INPUT DATA:

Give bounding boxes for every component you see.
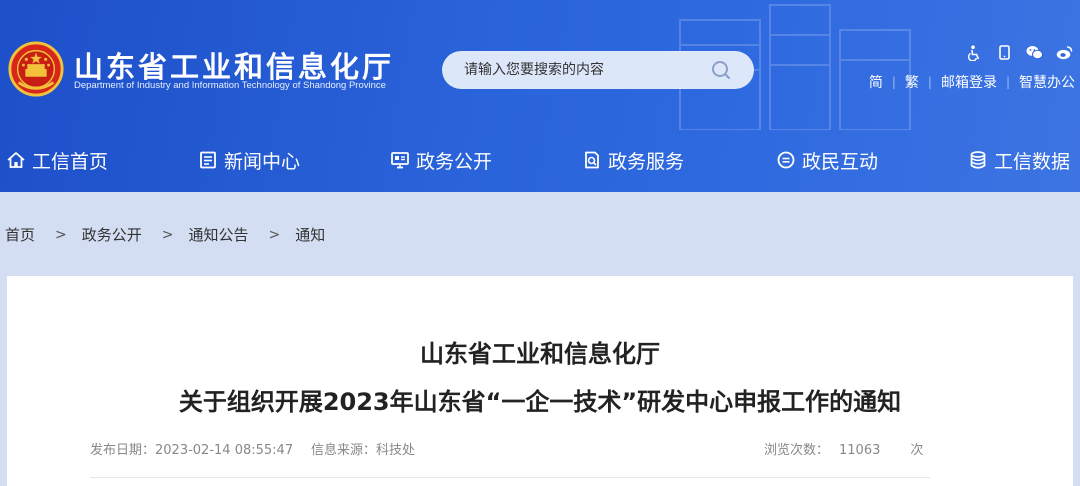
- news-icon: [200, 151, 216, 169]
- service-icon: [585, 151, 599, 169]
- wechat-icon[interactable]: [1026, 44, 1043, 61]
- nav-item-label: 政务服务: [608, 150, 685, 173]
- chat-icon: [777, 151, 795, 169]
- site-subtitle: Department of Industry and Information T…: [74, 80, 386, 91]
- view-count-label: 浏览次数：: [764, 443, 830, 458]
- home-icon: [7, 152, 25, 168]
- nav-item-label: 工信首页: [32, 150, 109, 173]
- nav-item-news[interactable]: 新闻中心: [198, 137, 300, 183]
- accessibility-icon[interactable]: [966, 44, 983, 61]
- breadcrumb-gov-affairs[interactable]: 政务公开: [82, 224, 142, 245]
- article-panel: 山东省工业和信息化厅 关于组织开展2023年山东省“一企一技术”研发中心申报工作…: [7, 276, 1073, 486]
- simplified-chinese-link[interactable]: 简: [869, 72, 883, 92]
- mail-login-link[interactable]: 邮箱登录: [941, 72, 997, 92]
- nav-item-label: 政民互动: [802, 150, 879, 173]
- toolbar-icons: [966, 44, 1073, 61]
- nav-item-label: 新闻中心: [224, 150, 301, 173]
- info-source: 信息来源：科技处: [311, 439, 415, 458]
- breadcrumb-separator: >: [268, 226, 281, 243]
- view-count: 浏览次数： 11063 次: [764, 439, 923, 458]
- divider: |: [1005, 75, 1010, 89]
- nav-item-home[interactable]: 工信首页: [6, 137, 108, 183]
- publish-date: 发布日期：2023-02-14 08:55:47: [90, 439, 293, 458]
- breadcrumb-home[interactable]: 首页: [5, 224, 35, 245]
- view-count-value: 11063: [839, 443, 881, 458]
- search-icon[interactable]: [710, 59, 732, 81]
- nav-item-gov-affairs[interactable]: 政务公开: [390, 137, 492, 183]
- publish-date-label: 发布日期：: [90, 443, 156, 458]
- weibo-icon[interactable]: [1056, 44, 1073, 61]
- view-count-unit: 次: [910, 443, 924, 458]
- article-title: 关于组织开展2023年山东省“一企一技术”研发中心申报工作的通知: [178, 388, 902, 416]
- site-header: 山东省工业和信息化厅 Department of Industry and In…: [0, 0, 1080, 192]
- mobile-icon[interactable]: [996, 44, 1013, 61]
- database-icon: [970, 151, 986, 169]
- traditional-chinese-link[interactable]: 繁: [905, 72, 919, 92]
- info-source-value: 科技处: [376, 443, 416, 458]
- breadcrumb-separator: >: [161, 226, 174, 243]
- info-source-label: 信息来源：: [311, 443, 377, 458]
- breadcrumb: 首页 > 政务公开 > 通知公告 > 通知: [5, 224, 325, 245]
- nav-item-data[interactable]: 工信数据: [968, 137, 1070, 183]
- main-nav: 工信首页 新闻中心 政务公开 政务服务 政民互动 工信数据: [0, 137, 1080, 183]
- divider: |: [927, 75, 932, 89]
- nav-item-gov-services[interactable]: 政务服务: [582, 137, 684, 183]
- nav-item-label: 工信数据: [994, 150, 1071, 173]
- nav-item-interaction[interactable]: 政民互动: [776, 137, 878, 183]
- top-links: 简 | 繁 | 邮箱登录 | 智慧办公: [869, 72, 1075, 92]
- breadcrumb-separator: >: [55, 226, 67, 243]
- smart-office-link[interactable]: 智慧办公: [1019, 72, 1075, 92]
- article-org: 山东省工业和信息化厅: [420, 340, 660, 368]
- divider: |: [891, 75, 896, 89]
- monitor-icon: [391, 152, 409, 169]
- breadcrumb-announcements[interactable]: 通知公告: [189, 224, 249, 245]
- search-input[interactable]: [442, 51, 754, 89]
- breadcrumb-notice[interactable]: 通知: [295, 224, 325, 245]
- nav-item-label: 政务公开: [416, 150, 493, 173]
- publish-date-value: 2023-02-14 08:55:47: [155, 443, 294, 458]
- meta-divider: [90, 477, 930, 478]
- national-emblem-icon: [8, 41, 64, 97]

GOAL:
Recast the lines from the one containing "- news-icon: [200, 151, 216, 169]" through the one containing "- nav-item-label: 工信首页: [32, 150, 109, 173]" as a Markdown table with the columns Row and Entry, leaving out any blank lines.

ANSWER TO THIS TASK:
| Row | Entry |
|---|---|
| 1 | - news-icon: [200, 151, 216, 169] |
| 2 | - service-icon: [585, 151, 599, 169] |
| 3 | - wechat-icon[interactable]: [1026, 44, 1043, 61] |
| 4 | - nav-item-label: 政务服务: [608, 150, 685, 173] |
| 5 | - chat-icon: [777, 151, 795, 169] |
| 6 | - site-subtitle: Department of Industry and Information T…: [74, 80, 386, 91] |
| 7 | - view-count-label: 浏览次数：: [764, 443, 830, 458] |
| 8 | - home-icon: [7, 152, 25, 168] |
| 9 | - nav-item-label: 工信首页: [32, 150, 109, 173] |